====== Input ======
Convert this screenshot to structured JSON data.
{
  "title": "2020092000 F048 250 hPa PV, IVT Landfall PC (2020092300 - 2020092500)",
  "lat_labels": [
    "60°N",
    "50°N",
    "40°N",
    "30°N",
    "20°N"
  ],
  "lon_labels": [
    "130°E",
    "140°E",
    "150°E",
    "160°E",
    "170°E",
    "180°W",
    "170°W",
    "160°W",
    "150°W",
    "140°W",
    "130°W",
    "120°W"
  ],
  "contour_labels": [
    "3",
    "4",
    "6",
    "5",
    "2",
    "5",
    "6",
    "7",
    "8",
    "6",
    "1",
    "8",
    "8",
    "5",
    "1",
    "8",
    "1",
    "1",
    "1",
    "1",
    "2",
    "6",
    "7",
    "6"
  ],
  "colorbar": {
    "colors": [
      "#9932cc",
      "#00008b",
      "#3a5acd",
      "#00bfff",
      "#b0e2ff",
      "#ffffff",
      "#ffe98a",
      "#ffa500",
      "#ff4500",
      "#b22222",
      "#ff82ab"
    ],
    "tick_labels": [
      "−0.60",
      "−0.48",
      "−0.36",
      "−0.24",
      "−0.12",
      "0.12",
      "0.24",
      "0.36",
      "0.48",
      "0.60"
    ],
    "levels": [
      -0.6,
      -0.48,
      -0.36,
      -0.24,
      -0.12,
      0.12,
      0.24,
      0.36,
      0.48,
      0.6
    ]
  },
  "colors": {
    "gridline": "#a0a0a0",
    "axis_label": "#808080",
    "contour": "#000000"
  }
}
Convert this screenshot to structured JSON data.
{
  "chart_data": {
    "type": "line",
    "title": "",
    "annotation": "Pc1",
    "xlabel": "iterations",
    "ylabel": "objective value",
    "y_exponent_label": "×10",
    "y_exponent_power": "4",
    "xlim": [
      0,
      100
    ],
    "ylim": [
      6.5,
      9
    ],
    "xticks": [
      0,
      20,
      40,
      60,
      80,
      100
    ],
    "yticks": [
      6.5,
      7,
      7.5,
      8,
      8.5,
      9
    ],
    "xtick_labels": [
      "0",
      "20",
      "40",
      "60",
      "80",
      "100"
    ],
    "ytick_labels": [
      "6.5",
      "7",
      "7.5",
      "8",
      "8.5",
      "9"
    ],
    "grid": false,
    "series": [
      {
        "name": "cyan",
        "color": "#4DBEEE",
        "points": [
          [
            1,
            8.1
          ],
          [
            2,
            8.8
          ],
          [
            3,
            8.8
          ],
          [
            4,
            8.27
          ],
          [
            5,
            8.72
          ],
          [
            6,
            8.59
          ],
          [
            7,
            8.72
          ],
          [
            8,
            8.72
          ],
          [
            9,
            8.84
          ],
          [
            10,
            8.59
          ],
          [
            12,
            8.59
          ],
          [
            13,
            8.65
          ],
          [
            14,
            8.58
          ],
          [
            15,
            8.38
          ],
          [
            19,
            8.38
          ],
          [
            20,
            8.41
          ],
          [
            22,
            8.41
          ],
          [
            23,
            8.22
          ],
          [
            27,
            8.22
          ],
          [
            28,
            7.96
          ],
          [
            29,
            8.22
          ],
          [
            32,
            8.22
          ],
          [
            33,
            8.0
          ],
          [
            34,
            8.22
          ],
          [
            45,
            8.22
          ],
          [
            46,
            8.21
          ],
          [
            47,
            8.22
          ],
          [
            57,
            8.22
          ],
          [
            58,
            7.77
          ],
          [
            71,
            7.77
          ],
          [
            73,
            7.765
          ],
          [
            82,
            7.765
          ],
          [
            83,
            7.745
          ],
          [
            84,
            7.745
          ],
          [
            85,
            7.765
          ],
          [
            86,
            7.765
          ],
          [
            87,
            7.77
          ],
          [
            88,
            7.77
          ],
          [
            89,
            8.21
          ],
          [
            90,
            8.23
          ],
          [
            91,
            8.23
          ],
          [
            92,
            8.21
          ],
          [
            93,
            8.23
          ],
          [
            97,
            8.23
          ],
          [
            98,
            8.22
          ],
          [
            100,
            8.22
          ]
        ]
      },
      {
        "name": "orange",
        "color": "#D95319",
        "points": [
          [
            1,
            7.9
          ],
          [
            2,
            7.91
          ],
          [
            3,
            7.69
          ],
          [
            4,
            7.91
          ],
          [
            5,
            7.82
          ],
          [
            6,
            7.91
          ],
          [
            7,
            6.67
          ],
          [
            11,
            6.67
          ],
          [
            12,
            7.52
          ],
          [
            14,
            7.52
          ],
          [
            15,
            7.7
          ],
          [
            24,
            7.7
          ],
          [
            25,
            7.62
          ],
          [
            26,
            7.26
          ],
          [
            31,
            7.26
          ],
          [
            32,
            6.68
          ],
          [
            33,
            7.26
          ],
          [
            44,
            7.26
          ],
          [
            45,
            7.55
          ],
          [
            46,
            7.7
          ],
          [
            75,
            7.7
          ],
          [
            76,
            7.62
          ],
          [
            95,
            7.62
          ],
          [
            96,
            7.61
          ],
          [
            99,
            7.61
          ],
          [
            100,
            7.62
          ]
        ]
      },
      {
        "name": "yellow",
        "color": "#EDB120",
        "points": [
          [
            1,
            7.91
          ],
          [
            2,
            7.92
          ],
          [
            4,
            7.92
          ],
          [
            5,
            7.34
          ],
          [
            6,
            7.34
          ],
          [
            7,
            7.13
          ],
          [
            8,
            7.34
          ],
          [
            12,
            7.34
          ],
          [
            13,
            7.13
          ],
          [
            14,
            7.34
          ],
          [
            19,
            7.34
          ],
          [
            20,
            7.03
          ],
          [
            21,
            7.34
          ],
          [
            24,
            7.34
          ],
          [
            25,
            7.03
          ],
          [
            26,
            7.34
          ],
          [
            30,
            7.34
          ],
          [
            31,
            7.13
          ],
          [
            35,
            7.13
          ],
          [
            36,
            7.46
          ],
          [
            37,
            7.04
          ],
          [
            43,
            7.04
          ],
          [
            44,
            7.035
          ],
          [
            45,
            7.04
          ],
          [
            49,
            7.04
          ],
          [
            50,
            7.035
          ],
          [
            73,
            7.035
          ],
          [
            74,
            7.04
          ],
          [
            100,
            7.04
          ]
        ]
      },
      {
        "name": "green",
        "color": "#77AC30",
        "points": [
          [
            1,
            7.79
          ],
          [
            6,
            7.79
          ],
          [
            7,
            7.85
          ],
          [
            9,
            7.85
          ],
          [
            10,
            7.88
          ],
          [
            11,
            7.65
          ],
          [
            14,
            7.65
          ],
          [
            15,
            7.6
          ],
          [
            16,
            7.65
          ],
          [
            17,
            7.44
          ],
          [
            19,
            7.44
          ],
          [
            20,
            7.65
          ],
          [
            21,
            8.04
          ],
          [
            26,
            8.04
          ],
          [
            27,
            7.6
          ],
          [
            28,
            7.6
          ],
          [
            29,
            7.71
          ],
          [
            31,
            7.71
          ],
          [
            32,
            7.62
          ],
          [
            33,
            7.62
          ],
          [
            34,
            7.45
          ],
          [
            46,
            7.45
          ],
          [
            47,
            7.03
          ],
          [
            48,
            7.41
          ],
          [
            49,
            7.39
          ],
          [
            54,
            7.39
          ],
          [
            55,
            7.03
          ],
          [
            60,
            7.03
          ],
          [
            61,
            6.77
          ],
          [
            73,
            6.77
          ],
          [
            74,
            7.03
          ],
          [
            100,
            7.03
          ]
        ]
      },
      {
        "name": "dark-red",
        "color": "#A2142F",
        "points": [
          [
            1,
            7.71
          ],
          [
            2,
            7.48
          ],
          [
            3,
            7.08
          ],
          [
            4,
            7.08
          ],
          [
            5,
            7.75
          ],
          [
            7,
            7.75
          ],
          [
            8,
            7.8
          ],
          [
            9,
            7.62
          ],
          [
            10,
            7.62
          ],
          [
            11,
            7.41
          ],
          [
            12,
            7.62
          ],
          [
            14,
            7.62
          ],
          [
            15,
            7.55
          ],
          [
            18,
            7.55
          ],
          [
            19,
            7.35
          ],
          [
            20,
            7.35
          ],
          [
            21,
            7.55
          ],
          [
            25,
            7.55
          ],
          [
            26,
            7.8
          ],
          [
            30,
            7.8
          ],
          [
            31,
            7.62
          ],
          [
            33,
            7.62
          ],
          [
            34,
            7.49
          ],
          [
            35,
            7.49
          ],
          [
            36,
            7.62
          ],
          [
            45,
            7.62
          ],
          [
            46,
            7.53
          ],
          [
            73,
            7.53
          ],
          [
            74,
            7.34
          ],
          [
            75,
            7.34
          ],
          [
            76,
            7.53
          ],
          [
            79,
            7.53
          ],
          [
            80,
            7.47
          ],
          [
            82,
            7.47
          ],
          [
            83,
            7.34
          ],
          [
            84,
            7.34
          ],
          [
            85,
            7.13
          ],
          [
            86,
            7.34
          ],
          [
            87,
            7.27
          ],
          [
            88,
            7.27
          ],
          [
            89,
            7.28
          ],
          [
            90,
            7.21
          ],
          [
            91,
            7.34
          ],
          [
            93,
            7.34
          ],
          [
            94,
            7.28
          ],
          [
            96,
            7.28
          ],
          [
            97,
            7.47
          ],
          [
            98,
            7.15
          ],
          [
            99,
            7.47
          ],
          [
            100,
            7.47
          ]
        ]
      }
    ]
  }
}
======
● Goal of the exercise
Return every line from the records above that holds the word "title".

● Result below
  "title": "2020092000 F048 250 hPa PV, IVT Landfall PC (2020092300 - 2020092500)",
    "title": "",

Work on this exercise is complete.